** BEGIN Information provided **

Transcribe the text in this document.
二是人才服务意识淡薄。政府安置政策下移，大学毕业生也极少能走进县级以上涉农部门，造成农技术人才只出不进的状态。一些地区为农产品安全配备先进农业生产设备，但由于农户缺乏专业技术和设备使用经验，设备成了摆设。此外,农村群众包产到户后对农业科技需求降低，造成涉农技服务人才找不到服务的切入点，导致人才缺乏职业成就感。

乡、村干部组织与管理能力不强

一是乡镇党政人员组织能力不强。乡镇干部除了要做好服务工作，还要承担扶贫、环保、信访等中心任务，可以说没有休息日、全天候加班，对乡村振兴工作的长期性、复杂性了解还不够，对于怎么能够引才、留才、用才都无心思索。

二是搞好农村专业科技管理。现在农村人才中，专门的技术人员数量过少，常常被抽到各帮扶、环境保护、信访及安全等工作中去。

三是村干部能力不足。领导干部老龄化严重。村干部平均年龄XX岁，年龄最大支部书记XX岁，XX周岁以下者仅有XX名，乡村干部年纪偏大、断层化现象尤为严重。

** END Information provided **

The problem: The records above should be duplicated in full, exactly as given.

Complete output:
Transcribe the text in this document.
二是人才服务意识淡薄。政府安置政策下移，大学毕业生也极少能走进县级以上涉农部门，造成农技术人才只出不进的状态。一些地区为农产品安全配备先进农业生产设备，但由于农户缺乏专业技术和设备使用经验，设备成了摆设。此外,农村群众包产到户后对农业科技需求降低，造成涉农技服务人才找不到服务的切入点，导致人才缺乏职业成就感。

乡、村干部组织与管理能力不强

一是乡镇党政人员组织能力不强。乡镇干部除了要做好服务工作，还要承担扶贫、环保、信访等中心任务，可以说没有休息日、全天候加班，对乡村振兴工作的长期性、复杂性了解还不够，对于怎么能够引才、留才、用才都无心思索。

二是搞好农村专业科技管理。现在农村人才中，专门的技术人员数量过少，常常被抽到各帮扶、环境保护、信访及安全等工作中去。

三是村干部能力不足。领导干部老龄化严重。村干部平均年龄XX岁，年龄最大支部书记XX岁，XX周岁以下者仅有XX名，乡村干部年纪偏大、断层化现象尤为严重。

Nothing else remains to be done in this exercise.